- _WRITTEN REQUEST_
Copy each line of the material below that includes the string "JSON".

Dataset records:
──────────────────────────────
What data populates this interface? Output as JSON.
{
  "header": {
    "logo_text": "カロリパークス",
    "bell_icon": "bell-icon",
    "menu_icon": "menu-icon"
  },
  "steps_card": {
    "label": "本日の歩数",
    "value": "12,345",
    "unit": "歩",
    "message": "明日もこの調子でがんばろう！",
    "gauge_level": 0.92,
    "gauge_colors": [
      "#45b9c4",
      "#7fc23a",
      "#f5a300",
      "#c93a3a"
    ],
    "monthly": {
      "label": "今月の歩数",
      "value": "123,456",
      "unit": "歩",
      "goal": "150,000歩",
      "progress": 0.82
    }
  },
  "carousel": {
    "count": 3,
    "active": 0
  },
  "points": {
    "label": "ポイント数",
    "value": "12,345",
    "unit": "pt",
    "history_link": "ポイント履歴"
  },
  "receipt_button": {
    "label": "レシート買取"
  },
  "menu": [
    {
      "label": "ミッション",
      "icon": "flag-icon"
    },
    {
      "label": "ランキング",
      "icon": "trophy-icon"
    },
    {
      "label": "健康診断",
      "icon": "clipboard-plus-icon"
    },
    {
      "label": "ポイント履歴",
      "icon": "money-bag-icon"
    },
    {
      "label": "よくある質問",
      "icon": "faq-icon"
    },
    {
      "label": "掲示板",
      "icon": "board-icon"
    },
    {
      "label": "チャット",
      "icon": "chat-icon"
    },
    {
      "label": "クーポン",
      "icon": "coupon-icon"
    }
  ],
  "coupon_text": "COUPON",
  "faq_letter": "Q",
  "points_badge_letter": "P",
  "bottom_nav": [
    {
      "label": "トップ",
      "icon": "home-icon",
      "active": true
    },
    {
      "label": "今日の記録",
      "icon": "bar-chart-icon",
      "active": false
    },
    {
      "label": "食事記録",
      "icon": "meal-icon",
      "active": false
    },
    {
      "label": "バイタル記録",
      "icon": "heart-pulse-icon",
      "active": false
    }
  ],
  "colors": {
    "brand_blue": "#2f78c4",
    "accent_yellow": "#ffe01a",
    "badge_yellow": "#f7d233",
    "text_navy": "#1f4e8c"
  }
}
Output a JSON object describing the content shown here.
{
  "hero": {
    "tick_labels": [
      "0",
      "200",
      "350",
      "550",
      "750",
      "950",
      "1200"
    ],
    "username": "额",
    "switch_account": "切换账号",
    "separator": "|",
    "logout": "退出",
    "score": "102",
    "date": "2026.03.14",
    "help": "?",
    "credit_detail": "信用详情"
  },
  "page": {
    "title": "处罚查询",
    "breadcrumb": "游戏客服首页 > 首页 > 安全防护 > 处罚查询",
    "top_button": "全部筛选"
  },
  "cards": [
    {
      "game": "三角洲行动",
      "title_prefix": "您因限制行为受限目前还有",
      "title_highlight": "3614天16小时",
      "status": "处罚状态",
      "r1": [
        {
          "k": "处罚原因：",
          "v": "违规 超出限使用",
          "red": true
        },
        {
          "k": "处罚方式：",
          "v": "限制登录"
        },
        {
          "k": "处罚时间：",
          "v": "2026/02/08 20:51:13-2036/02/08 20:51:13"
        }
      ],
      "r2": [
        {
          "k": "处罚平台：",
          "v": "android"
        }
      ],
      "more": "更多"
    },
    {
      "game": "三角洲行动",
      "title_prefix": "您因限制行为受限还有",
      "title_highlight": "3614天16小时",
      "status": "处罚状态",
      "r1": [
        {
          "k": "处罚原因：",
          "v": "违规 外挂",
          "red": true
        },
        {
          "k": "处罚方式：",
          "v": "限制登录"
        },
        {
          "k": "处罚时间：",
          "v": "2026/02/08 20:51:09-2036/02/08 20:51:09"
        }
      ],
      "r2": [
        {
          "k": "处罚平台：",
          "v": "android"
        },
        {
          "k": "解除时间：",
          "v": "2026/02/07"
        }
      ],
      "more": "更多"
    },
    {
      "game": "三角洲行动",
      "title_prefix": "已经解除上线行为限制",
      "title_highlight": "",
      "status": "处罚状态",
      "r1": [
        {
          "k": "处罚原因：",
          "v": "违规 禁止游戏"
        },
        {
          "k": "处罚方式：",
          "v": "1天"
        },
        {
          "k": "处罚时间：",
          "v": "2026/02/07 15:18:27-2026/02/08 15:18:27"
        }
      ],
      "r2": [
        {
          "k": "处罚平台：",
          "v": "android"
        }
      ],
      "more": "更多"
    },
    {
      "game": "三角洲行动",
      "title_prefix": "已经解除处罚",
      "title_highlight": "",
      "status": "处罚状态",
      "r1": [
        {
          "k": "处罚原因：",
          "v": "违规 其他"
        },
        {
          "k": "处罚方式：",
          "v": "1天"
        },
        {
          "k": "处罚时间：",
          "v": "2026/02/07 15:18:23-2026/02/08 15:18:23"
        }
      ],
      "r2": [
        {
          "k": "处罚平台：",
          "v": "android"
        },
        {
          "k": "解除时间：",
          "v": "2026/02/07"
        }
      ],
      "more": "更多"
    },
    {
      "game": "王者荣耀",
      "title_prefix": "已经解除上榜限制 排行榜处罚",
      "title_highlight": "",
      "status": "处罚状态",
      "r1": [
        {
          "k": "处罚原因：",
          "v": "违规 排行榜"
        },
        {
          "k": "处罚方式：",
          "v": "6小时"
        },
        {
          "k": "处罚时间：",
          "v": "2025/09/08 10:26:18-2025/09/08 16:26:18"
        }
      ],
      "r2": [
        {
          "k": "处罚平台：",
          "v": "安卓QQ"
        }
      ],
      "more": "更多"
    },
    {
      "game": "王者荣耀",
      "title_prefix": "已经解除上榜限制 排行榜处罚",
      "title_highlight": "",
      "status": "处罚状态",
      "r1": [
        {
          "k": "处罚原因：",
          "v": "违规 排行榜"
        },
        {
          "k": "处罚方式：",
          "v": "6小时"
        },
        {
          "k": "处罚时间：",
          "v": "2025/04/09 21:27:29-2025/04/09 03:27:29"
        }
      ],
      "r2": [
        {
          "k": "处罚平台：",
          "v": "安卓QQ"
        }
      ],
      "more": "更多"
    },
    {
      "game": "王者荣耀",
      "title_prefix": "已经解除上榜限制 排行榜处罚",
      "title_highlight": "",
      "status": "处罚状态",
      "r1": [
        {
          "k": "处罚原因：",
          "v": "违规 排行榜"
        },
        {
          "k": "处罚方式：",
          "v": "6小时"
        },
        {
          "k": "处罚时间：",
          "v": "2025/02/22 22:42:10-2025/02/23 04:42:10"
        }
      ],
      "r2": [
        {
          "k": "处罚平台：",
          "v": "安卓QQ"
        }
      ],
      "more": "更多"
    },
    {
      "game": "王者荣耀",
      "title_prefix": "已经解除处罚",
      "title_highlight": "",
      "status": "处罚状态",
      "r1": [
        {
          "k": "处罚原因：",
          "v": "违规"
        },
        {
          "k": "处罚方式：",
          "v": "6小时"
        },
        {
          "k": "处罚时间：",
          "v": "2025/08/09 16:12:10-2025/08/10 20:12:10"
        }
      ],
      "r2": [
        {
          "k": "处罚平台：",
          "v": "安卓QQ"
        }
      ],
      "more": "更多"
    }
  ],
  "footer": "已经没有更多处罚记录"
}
──────────────────────────────
- _SOLUTION FOR THIS TASK_
What data populates this interface? Output as JSON.
Output a JSON object describing the content shown here.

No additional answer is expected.